- Objective
Quote the whole listing exactly. Leave the pictures out of your copy.

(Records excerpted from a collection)
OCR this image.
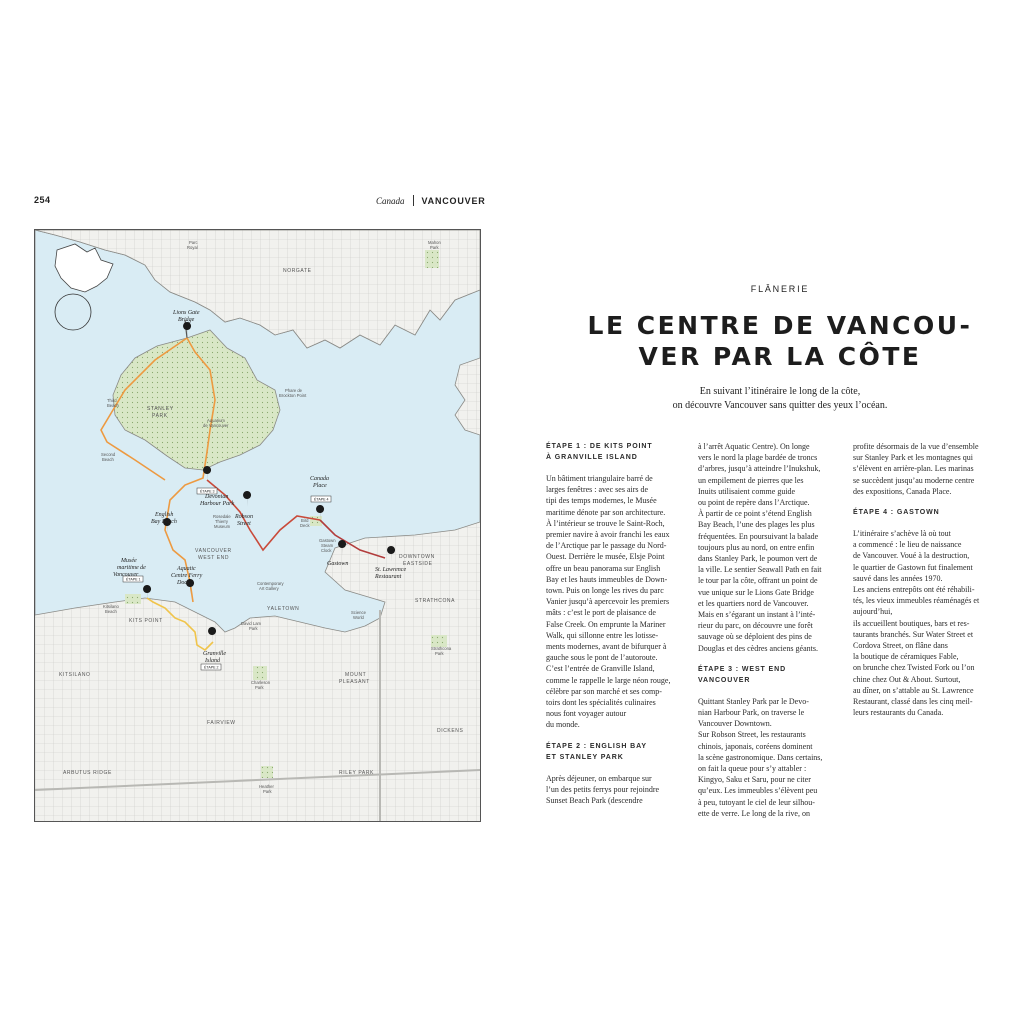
254	Canada VANCOUVER
ÉTAPE 3
ÉTAPE 4
ÉTAPE 1
ÉTAPE 2
Lions Gate Bridge
Devonian Harbour Park
Robson Street
Canada Place
Gastown
St. Lawrence Restaurant
English Bay Beach
Musée maritime de Vancouver
Aquatic Centre Ferry Dock
Granville Island
Parc Royal
NORGATE
Mahon Park
STANLEY PARK
Third Beach
Aquarium de Vancouver
Phare de Brockton Point
Second Beach
Rosedale Thierry Museum
Bird Deck
Gastown Steam Clock
DOWNTOWN EASTSIDE
VANCOUVER WEST END
Contemporary Art Gallery
Kitsilano Beach
KITS POINT
YALETOWN
Science World
David Lam Park
STRATHCONA
Strathcona Park
KITSILANO
Charleson Park
MOUNT PLEASANT
FAIRVIEW
DICKENS
ARBUTUS RIDGE
Heather Park
RILEY PARK
FLÂNERIE
LE CENTRE DE VANCOU-
VER PAR LA CÔTE
En suivant l’itinéraire le long de la côte,
on découvre Vancouver sans quitter des yeux l’océan.
ÉTAPE 1 : DE KITS POINT
À GRANVILLE ISLAND

Un bâtiment triangulaire barré de
larges fenêtres : avec ses airs de
tipi des temps modernes, le Musée
maritime dénote par son architecture.
À l’intérieur se trouve le Saint-Roch,
premier navire à avoir franchi les eaux
de l’Arctique par le passage du Nord-
Ouest. Derrière le musée, Elsje Point
offre un beau panorama sur English
Bay et les hauts immeubles de Down-
town. Puis on longe les rives du parc
Vanier jusqu’à apercevoir les premiers
mâts : c’est le port de plaisance de
False Creek. On emprunte la Mariner
Walk, qui sillonne entre les lotisse-
ments modernes, avant de bifurquer à
gauche sous le pont de l’autoroute.
C’est l’entrée de Granville Island,
comme le rappelle le large néon rouge,
célèbre par son marché et ses comp-
toirs dont les spécialités culinaires
nous font voyager autour
du monde.

ÉTAPE 2 : ENGLISH BAY
ET STANLEY PARK

Après déjeuner, on embarque sur
l’un des petits ferrys pour rejoindre
Sunset Beach Park (descendre

à l’arrêt Aquatic Centre). On longe
vers le nord la plage bardée de troncs
d’arbres, jusqu’à atteindre l’Inukshuk,
un empilement de pierres que les
Inuits utilisaient comme guide
ou point de repère dans l’Arctique.
À partir de ce point s’étend English
Bay Beach, l’une des plages les plus
fréquentées. En poursuivant la balade
toujours plus au nord, on entre enfin
dans Stanley Park, le poumon vert de
la ville. Le sentier Seawall Path en fait
le tour par la côte, offrant un point de
vue unique sur le Lions Gate Bridge
et les quartiers nord de Vancouver.
Mais en s’égarant un instant à l’inté-
rieur du parc, on découvre une forêt
sauvage où se déploient des pins de
Douglas et des cèdres anciens géants.

ÉTAPE 3 : WEST END VANCOUVER

Quittant Stanley Park par le Devo-
nian Harbour Park, on traverse le
Vancouver Downtown.
Sur Robson Street, les restaurants
chinois, japonais, coréens dominent
la scène gastronomique. Dans certains,
on fait la queue pour s’y attabler :
Kingyo, Saku et Saru, pour ne citer
qu’eux. Les immeubles s’élèvent peu
à peu, tutoyant le ciel de leur silhou-
ette de verre. Le long de la rive, on

profite désormais de la vue d’ensemble
sur Stanley Park et les montagnes qui
s’élèvent en arrière-plan. Les marinas
se succèdent jusqu’au moderne centre
des expositions, Canada Place.

ÉTAPE 4 : GASTOWN

L’itinéraire s’achève là où tout
a commencé : le lieu de naissance
de Vancouver. Voué à la destruction,
le quartier de Gastown fut finalement
sauvé dans les années 1970.
Les anciens entrepôts ont été réhabili-
tés, les vieux immeubles réaménagés et
aujourd’hui,
ils accueillent boutiques, bars et res-
taurants branchés. Sur Water Street et
Cordova Street, on flâne dans
la boutique de céramiques Fable,
on brunche chez Twisted Fork ou l’on
chine chez Out & About. Surtout,
au dîner, on s’attable au St. Lawrence
Restaurant, classé dans les cinq meil-
leurs restaurants du Canada.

- Completed task
OCR this image.
254	Canada VANCOUVER
ÉTAPE 3
ÉTAPE 4
ÉTAPE 1
ÉTAPE 2
Lions Gate Bridge
Devonian Harbour Park
Robson Street
Canada Place
Gastown
St. Lawrence Restaurant
English Bay Beach
Musée maritime de Vancouver
Aquatic Centre Ferry Dock
Granville Island
Parc Royal
NORGATE
Mahon Park
STANLEY PARK
Third Beach
Aquarium de Vancouver
Phare de Brockton Point
Second Beach
Rosedale Thierry Museum
Bird Deck
Gastown Steam Clock
DOWNTOWN EASTSIDE
VANCOUVER WEST END
Contemporary Art Gallery
Kitsilano Beach
KITS POINT
YALETOWN
Science World
David Lam Park
STRATHCONA
Strathcona Park
KITSILANO
Charleson Park
MOUNT PLEASANT
FAIRVIEW
DICKENS
ARBUTUS RIDGE
Heather Park
RILEY PARK
FLÂNERIE
LE CENTRE DE VANCOU-
VER PAR LA CÔTE
En suivant l’itinéraire le long de la côte,
on découvre Vancouver sans quitter des yeux l’océan.
ÉTAPE 1 : DE KITS POINT
À GRANVILLE ISLAND

Un bâtiment triangulaire barré de
larges fenêtres : avec ses airs de
tipi des temps modernes, le Musée
maritime dénote par son architecture.
À l’intérieur se trouve le Saint-Roch,
premier navire à avoir franchi les eaux
de l’Arctique par le passage du Nord-
Ouest. Derrière le musée, Elsje Point
offre un beau panorama sur English
Bay et les hauts immeubles de Down-
town. Puis on longe les rives du parc
Vanier jusqu’à apercevoir les premiers
mâts : c’est le port de plaisance de
False Creek. On emprunte la Mariner
Walk, qui sillonne entre les lotisse-
ments modernes, avant de bifurquer à
gauche sous le pont de l’autoroute.
C’est l’entrée de Granville Island,
comme le rappelle le large néon rouge,
célèbre par son marché et ses comp-
toirs dont les spécialités culinaires
nous font voyager autour
du monde.

ÉTAPE 2 : ENGLISH BAY
ET STANLEY PARK

Après déjeuner, on embarque sur
l’un des petits ferrys pour rejoindre
Sunset Beach Park (descendre

à l’arrêt Aquatic Centre). On longe
vers le nord la plage bardée de troncs
d’arbres, jusqu’à atteindre l’Inukshuk,
un empilement de pierres que les
Inuits utilisaient comme guide
ou point de repère dans l’Arctique.
À partir de ce point s’étend English
Bay Beach, l’une des plages les plus
fréquentées. En poursuivant la balade
toujours plus au nord, on entre enfin
dans Stanley Park, le poumon vert de
la ville. Le sentier Seawall Path en fait
le tour par la côte, offrant un point de
vue unique sur le Lions Gate Bridge
et les quartiers nord de Vancouver.
Mais en s’égarant un instant à l’inté-
rieur du parc, on découvre une forêt
sauvage où se déploient des pins de
Douglas et des cèdres anciens géants.

ÉTAPE 3 : WEST END VANCOUVER

Quittant Stanley Park par le Devo-
nian Harbour Park, on traverse le
Vancouver Downtown.
Sur Robson Street, les restaurants
chinois, japonais, coréens dominent
la scène gastronomique. Dans certains,
on fait la queue pour s’y attabler :
Kingyo, Saku et Saru, pour ne citer
qu’eux. Les immeubles s’élèvent peu
à peu, tutoyant le ciel de leur silhou-
ette de verre. Le long de la rive, on

profite désormais de la vue d’ensemble
sur Stanley Park et les montagnes qui
s’élèvent en arrière-plan. Les marinas
se succèdent jusqu’au moderne centre
des expositions, Canada Place.

ÉTAPE 4 : GASTOWN

L’itinéraire s’achève là où tout
a commencé : le lieu de naissance
de Vancouver. Voué à la destruction,
le quartier de Gastown fut finalement
sauvé dans les années 1970.
Les anciens entrepôts ont été réhabili-
tés, les vieux immeubles réaménagés et
aujourd’hui,
ils accueillent boutiques, bars et res-
taurants branchés. Sur Water Street et
Cordova Street, on flâne dans
la boutique de céramiques Fable,
on brunche chez Twisted Fork ou l’on
chine chez Out & About. Surtout,
au dîner, on s’attable au St. Lawrence
Restaurant, classé dans les cinq meil-
leurs restaurants du Canada.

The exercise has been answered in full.